**Challenge:** Don't copy the pictures; return every other part of the records exactly.

########

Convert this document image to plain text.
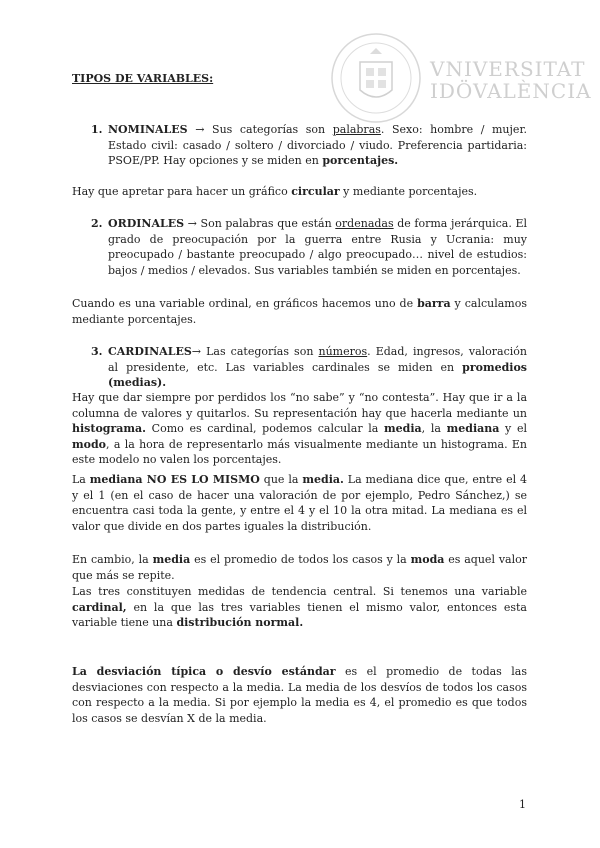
VNIVERSITAT
IDÖVALÈNCIA
TIPOS DE VARIABLES:
1. NOMINALES → Sus categorías son palabras. Sexo: hombre / mujer. Estado civil: casado / soltero / divorciado / viudo. Preferencia partidaria: PSOE/PP. Hay opciones y se miden en porcentajes.

Hay que apretar para hacer un gráfico circular y mediante porcentajes.

2. ORDINALES → Son palabras que están ordenadas de forma jerárquica. El grado de preocupación por la guerra entre Rusia y Ucrania: muy preocupado / bastante preocupado / algo preocupado… nivel de estudios: bajos / medios / elevados. Sus variables también se miden en porcentajes.

Cuando es una variable ordinal, en gráficos hacemos uno de barra y calculamos mediante porcentajes.

3. CARDINALES→ Las categorías son números. Edad, ingresos, valoración al presidente, etc. Las variables cardinales se miden en promedios (medias).

Hay que dar siempre por perdidos los “no sabe” y “no contesta”. Hay que ir a la columna de valores y quitarlos. Su representación hay que hacerla mediante un histograma. Como es cardinal, podemos calcular la media, la mediana y el modo, a la hora de representarlo más visualmente mediante un histograma. En este modelo no valen los porcentajes.

La mediana NO ES LO MISMO que la media. La mediana dice que, entre el 4 y el 1 (en el caso de hacer una valoración de por ejemplo, Pedro Sánchez,) se encuentra casi toda la gente, y entre el 4 y el 10 la otra mitad. La mediana es el valor que divide en dos partes iguales la distribución.

En cambio, la media es el promedio de todos los casos y la moda es aquel valor que más se repite.

Las tres constituyen medidas de tendencia central. Si tenemos una variable cardinal, en la que las tres variables tienen el mismo valor, entonces esta variable tiene una distribución normal.

La desviación típica o desvío estándar es el promedio de todas las desviaciones con respecto a la media. La media de los desvíos de todos los casos con respecto a la media. Si por ejemplo la media es 4, el promedio es que todos los casos se desvían X de la media.

1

########

**Solution:**
Convert this document image to plain text.
VNIVERSITAT
IDÖVALÈNCIA
TIPOS DE VARIABLES:
1. NOMINALES → Sus categorías son palabras. Sexo: hombre / mujer. Estado civil: casado / soltero / divorciado / viudo. Preferencia partidaria: PSOE/PP. Hay opciones y se miden en porcentajes.

Hay que apretar para hacer un gráfico circular y mediante porcentajes.

2. ORDINALES → Son palabras que están ordenadas de forma jerárquica. El grado de preocupación por la guerra entre Rusia y Ucrania: muy preocupado / bastante preocupado / algo preocupado… nivel de estudios: bajos / medios / elevados. Sus variables también se miden en porcentajes.

Cuando es una variable ordinal, en gráficos hacemos uno de barra y calculamos mediante porcentajes.

3. CARDINALES→ Las categorías son números. Edad, ingresos, valoración al presidente, etc. Las variables cardinales se miden en promedios (medias).

Hay que dar siempre por perdidos los “no sabe” y “no contesta”. Hay que ir a la columna de valores y quitarlos. Su representación hay que hacerla mediante un histograma. Como es cardinal, podemos calcular la media, la mediana y el modo, a la hora de representarlo más visualmente mediante un histograma. En este modelo no valen los porcentajes.

La mediana NO ES LO MISMO que la media. La mediana dice que, entre el 4 y el 1 (en el caso de hacer una valoración de por ejemplo, Pedro Sánchez,) se encuentra casi toda la gente, y entre el 4 y el 10 la otra mitad. La mediana es el valor que divide en dos partes iguales la distribución.

En cambio, la media es el promedio de todos los casos y la moda es aquel valor que más se repite.

Las tres constituyen medidas de tendencia central. Si tenemos una variable cardinal, en la que las tres variables tienen el mismo valor, entonces esta variable tiene una distribución normal.

La desviación típica o desvío estándar es el promedio de todas las desviaciones con respecto a la media. La media de los desvíos de todos los casos con respecto a la media. Si por ejemplo la media es 4, el promedio es que todos los casos se desvían X de la media.

1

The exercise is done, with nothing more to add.